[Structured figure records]

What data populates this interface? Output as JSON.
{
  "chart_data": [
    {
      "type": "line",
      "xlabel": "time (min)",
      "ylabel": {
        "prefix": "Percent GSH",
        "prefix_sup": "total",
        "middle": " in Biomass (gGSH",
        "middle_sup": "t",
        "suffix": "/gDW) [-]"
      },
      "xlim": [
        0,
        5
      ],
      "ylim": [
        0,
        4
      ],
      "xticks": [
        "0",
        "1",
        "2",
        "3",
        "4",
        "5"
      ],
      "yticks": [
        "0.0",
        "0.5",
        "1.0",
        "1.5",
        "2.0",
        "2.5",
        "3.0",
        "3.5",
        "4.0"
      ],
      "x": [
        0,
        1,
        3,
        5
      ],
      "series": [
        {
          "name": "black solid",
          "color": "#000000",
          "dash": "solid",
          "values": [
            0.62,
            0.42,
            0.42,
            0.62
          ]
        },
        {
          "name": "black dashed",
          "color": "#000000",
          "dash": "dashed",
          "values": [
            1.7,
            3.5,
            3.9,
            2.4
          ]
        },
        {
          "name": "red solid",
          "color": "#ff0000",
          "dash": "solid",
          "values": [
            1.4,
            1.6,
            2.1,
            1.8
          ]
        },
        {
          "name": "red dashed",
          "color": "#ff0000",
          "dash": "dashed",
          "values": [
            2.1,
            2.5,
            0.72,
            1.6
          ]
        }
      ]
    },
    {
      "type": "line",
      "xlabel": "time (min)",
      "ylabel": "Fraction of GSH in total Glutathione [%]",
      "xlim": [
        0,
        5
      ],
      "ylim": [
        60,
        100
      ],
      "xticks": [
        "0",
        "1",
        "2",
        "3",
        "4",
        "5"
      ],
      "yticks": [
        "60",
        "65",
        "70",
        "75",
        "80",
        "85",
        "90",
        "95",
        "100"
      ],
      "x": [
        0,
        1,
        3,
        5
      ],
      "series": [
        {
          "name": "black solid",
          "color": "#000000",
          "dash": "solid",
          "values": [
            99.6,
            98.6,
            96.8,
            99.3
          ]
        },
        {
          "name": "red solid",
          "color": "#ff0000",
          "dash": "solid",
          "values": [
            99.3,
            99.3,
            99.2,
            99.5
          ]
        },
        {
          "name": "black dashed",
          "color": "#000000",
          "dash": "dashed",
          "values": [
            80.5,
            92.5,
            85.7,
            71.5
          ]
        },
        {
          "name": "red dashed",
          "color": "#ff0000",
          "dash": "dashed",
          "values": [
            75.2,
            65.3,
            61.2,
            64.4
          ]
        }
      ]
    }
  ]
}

==

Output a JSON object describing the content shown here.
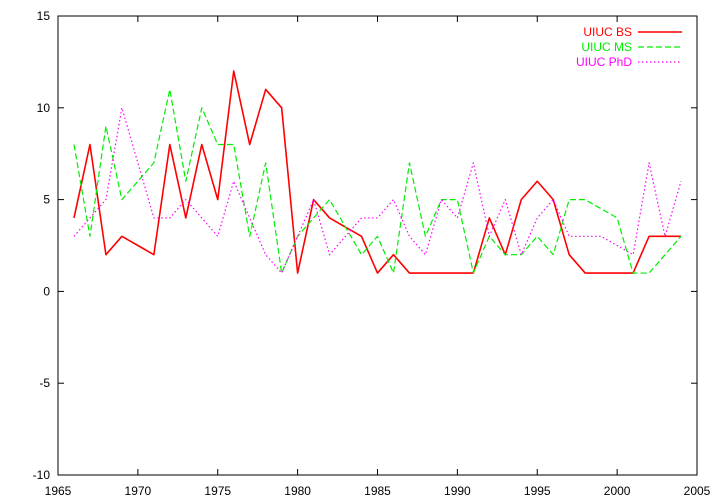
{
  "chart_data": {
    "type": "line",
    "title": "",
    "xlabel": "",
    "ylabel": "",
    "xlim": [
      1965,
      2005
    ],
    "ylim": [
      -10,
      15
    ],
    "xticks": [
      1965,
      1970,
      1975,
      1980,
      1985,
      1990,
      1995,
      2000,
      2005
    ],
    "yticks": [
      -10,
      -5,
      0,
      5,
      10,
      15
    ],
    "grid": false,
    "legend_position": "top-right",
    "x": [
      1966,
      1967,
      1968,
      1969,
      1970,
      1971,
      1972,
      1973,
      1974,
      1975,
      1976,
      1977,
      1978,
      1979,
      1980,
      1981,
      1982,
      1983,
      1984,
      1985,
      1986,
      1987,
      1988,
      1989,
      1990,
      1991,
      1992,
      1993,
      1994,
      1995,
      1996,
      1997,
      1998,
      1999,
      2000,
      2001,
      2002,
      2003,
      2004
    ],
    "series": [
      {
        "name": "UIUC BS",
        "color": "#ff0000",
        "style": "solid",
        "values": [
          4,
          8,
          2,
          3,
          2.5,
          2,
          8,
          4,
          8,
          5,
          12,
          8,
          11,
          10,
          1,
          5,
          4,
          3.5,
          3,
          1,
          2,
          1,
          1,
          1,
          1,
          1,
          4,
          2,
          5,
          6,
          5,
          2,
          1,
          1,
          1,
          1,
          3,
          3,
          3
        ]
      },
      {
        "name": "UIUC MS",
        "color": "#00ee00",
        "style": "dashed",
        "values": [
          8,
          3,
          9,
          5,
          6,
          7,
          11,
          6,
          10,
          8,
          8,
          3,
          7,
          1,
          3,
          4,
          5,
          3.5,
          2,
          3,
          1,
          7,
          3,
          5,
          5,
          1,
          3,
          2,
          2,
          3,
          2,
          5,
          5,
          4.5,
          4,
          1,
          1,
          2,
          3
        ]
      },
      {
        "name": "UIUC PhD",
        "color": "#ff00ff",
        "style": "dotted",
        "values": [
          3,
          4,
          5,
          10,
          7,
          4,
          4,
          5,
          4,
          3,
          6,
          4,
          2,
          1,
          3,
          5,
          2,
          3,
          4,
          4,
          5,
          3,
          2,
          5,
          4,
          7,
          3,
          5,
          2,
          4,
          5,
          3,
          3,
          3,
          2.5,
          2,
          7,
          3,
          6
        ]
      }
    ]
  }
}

_Task goal:_
Wherever the word "ylabel" occurs in a line of the listing, copy that line.

_Written reply:_
      "ylabel": {
      "ylabel": "Fraction of GSH in total Glutathione [%]",
    "ylabel": "",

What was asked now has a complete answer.